- CONSIGNE
Veuillez énumérer les soupçons sur lesquels porte l'enquête du parquet de Paris, d'après l'extrait sur la surveillance de Thierry Solère.

[EXTRAIT]

Le parquet de Paris annonce, mercredi 13 avril, avoir ouvert une enquête après les révélations du Monde sur une possible surveillance de Thierry Solère, actuel député Les Républicains des Hauts-de-Seine, en 2012, par la Direction générale de la sécurité extérieure (DGSE). L'enquête concerne des soupçons de "collecte frauduleuse de données à caractère personnel et d'atteinte à l'intimité de la vie privée et recel de ce délit".

La DGSE aurait commencé à surveiller Thierry Solère en mars 2012. Candidat dissident de l'UMP aux élections législatives, il affrontait le ministre de l'Intérieur de l'époque, Claude Guéant. Sa décision de maintenir sa candidature avait provoqué son exclusion temporaire de l'UMP et Claude Guéant était devenu le candidat officiel du parti. 

"C'est tout à fait scandaleux", selon Claude Guéant

Selon Le Monde, les téléphones ainsi que l'adresse e-mail de Thierry Solère ont été espionnés dès son exclusion de l'UMP. "La surveillance n'a été interrompue qu'après la découverte fortuite de son existence par la direction technique de la DGSE", précise le journal, mais "l'arrêt de la collecte de données personnelles ne met pas fin pour autant à la surveillance".

Finalement battu par son rival aux élections législatives de 2012, Claude Guéant affirme aujourd'hui n'avoir jamais eu connaissance de tels faits. "C'est tout à fait scandaleux. Jamais je n'ai demandé la moindre écoute téléphonique de quelque personnalité politique que ce soit", a martelé l'ancien ministre sur Europe 1.

[/EXTRAIT]
[INFORMATIONS]

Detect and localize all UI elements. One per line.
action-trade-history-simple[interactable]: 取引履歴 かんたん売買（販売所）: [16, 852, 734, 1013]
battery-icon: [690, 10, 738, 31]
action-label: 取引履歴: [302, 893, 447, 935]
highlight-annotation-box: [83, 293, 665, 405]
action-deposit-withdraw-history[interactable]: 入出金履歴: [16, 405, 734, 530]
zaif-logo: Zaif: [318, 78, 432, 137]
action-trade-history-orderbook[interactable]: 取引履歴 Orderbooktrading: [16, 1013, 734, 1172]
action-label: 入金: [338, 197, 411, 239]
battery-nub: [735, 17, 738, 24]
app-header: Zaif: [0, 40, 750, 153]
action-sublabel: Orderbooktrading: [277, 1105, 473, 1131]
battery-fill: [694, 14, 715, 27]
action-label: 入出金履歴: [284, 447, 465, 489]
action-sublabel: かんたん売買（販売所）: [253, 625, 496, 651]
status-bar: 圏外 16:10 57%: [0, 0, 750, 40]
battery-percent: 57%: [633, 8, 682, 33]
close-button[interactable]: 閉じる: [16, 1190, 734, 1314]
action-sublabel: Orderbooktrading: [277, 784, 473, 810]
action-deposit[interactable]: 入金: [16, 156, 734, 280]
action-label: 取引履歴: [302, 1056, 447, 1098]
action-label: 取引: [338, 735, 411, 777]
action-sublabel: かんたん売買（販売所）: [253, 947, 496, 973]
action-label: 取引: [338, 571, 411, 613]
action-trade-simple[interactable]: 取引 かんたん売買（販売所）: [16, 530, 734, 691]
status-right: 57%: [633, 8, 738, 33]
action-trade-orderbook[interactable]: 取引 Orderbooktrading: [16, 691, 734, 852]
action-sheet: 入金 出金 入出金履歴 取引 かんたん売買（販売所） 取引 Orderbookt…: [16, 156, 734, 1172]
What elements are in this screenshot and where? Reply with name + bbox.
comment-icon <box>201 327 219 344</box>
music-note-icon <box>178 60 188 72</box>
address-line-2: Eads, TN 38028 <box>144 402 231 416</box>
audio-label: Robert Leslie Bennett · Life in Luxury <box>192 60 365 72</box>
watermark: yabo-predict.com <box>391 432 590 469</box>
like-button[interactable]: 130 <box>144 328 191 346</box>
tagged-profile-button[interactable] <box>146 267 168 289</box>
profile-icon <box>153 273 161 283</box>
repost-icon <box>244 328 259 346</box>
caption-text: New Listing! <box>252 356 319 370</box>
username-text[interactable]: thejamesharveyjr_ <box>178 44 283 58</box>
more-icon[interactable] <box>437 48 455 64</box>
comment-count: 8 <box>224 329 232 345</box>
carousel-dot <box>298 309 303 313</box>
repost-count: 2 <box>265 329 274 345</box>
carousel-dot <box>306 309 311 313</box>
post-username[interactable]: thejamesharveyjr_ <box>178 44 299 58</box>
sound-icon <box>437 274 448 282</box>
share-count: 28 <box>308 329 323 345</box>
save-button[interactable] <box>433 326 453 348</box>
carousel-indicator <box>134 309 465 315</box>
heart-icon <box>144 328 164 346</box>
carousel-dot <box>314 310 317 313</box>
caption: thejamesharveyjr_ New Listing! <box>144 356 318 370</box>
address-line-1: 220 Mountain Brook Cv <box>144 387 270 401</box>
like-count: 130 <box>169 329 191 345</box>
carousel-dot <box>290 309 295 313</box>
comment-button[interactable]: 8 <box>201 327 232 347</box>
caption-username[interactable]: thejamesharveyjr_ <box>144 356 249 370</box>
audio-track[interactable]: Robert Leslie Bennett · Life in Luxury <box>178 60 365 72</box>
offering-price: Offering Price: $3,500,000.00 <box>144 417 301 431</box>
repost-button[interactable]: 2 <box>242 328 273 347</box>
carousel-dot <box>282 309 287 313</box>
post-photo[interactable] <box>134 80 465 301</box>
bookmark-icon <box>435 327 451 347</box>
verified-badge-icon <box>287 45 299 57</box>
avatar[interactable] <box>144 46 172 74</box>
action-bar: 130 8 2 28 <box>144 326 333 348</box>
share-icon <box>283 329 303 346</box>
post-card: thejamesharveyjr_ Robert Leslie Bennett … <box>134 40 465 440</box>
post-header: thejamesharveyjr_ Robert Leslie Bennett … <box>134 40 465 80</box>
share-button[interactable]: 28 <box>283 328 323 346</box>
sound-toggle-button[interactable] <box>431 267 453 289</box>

[/INFORMATIONS]

- RÉPONSE
- collecte frauduleuse de données à caractère personnel
- atteinte à l'intimité de la vie privée
- recel de ce délit